_Stated exercise_
Give the data again, word for word.

(Stored items from a collection)
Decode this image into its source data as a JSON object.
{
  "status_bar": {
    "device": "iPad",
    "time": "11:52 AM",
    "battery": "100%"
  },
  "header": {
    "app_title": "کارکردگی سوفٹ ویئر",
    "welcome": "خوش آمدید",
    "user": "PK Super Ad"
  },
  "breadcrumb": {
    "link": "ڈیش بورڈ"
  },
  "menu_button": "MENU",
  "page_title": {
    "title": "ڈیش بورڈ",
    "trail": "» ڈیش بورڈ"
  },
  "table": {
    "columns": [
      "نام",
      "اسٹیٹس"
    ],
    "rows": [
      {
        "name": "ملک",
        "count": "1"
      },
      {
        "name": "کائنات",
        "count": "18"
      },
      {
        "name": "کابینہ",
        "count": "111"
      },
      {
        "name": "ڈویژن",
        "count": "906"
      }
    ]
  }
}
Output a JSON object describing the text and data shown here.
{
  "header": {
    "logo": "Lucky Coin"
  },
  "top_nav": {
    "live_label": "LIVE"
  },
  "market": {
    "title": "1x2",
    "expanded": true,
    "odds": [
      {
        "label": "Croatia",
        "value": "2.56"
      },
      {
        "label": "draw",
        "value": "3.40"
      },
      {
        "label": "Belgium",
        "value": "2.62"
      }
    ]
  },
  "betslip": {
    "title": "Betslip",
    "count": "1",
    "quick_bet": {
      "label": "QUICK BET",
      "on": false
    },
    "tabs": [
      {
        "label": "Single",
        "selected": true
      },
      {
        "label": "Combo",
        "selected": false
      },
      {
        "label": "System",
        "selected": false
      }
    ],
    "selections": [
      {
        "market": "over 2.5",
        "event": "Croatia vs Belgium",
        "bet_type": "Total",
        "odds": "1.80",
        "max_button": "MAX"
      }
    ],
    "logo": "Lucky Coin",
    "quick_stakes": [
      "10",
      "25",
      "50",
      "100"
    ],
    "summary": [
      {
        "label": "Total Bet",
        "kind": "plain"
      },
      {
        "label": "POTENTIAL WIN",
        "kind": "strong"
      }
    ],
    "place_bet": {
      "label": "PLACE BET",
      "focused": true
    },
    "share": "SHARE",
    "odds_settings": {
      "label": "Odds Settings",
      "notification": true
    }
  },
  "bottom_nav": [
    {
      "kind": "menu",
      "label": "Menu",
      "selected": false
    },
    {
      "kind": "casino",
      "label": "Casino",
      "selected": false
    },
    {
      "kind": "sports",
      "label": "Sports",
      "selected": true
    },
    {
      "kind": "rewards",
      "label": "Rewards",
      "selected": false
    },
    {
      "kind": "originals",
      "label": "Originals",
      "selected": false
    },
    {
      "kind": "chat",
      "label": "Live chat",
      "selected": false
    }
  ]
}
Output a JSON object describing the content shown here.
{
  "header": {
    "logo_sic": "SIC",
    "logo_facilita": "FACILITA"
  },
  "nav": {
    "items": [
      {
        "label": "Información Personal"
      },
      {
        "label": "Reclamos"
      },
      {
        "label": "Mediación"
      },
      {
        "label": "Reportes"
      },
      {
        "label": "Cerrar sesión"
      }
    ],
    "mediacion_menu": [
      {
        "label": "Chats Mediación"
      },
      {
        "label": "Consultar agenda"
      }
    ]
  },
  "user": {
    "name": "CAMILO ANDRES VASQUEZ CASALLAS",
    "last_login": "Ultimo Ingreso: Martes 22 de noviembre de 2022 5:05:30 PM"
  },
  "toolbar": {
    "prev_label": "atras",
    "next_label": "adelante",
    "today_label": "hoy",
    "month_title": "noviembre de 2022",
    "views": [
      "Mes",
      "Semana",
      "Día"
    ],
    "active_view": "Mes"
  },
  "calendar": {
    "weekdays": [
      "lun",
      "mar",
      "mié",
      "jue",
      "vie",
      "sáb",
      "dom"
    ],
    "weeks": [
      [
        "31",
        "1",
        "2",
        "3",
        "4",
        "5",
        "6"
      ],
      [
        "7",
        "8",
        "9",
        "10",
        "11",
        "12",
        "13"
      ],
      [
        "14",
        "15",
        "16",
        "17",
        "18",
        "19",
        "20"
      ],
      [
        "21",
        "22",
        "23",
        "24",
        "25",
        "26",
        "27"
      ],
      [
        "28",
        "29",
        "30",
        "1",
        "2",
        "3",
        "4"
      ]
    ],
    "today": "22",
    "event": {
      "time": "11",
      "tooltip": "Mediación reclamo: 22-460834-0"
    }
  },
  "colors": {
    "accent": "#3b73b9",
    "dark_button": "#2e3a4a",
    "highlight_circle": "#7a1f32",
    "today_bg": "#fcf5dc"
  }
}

_Final result_
Decode this image into its source data as a JSON object.
{
  "status_bar": {
    "device": "iPad",
    "time": "11:52 AM",
    "battery": "100%"
  },
  "header": {
    "app_title": "کارکردگی سوفٹ ویئر",
    "welcome": "خوش آمدید",
    "user": "PK Super Ad"
  },
  "breadcrumb": {
    "link": "ڈیش بورڈ"
  },
  "menu_button": "MENU",
  "page_title": {
    "title": "ڈیش بورڈ",
    "trail": "» ڈیش بورڈ"
  },
  "table": {
    "columns": [
      "نام",
      "اسٹیٹس"
    ],
    "rows": [
      {
        "name": "ملک",
        "count": "1"
      },
      {
        "name": "کائنات",
        "count": "18"
      },
      {
        "name": "کابینہ",
        "count": "111"
      },
      {
        "name": "ڈویژن",
        "count": "906"
      }
    ]
  }
}
Output a JSON object describing the text and data shown here.
{
  "header": {
    "logo": "Lucky Coin"
  },
  "top_nav": {
    "live_label": "LIVE"
  },
  "market": {
    "title": "1x2",
    "expanded": true,
    "odds": [
      {
        "label": "Croatia",
        "value": "2.56"
      },
      {
        "label": "draw",
        "value": "3.40"
      },
      {
        "label": "Belgium",
        "value": "2.62"
      }
    ]
  },
  "betslip": {
    "title": "Betslip",
    "count": "1",
    "quick_bet": {
      "label": "QUICK BET",
      "on": false
    },
    "tabs": [
      {
        "label": "Single",
        "selected": true
      },
      {
        "label": "Combo",
        "selected": false
      },
      {
        "label": "System",
        "selected": false
      }
    ],
    "selections": [
      {
        "market": "over 2.5",
        "event": "Croatia vs Belgium",
        "bet_type": "Total",
        "odds": "1.80",
        "max_button": "MAX"
      }
    ],
    "logo": "Lucky Coin",
    "quick_stakes": [
      "10",
      "25",
      "50",
      "100"
    ],
    "summary": [
      {
        "label": "Total Bet",
        "kind": "plain"
      },
      {
        "label": "POTENTIAL WIN",
        "kind": "strong"
      }
    ],
    "place_bet": {
      "label": "PLACE BET",
      "focused": true
    },
    "share": "SHARE",
    "odds_settings": {
      "label": "Odds Settings",
      "notification": true
    }
  },
  "bottom_nav": [
    {
      "kind": "menu",
      "label": "Menu",
      "selected": false
    },
    {
      "kind": "casino",
      "label": "Casino",
      "selected": false
    },
    {
      "kind": "sports",
      "label": "Sports",
      "selected": true
    },
    {
      "kind": "rewards",
      "label": "Rewards",
      "selected": false
    },
    {
      "kind": "originals",
      "label": "Originals",
      "selected": false
    },
    {
      "kind": "chat",
      "label": "Live chat",
      "selected": false
    }
  ]
}
Output a JSON object describing the content shown here.
{
  "header": {
    "logo_sic": "SIC",
    "logo_facilita": "FACILITA"
  },
  "nav": {
    "items": [
      {
        "label": "Información Personal"
      },
      {
        "label": "Reclamos"
      },
      {
        "label": "Mediación"
      },
      {
        "label": "Reportes"
      },
      {
        "label": "Cerrar sesión"
      }
    ],
    "mediacion_menu": [
      {
        "label": "Chats Mediación"
      },
      {
        "label": "Consultar agenda"
      }
    ]
  },
  "user": {
    "name": "CAMILO ANDRES VASQUEZ CASALLAS",
    "last_login": "Ultimo Ingreso: Martes 22 de noviembre de 2022 5:05:30 PM"
  },
  "toolbar": {
    "prev_label": "atras",
    "next_label": "adelante",
    "today_label": "hoy",
    "month_title": "noviembre de 2022",
    "views": [
      "Mes",
      "Semana",
      "Día"
    ],
    "active_view": "Mes"
  },
  "calendar": {
    "weekdays": [
      "lun",
      "mar",
      "mié",
      "jue",
      "vie",
      "sáb",
      "dom"
    ],
    "weeks": [
      [
        "31",
        "1",
        "2",
        "3",
        "4",
        "5",
        "6"
      ],
      [
        "7",
        "8",
        "9",
        "10",
        "11",
        "12",
        "13"
      ],
      [
        "14",
        "15",
        "16",
        "17",
        "18",
        "19",
        "20"
      ],
      [
        "21",
        "22",
        "23",
        "24",
        "25",
        "26",
        "27"
      ],
      [
        "28",
        "29",
        "30",
        "1",
        "2",
        "3",
        "4"
      ]
    ],
    "today": "22",
    "event": {
      "time": "11",
      "tooltip": "Mediación reclamo: 22-460834-0"
    }
  },
  "colors": {
    "accent": "#3b73b9",
    "dark_button": "#2e3a4a",
    "highlight_circle": "#7a1f32",
    "today_bg": "#fcf5dc"
  }
}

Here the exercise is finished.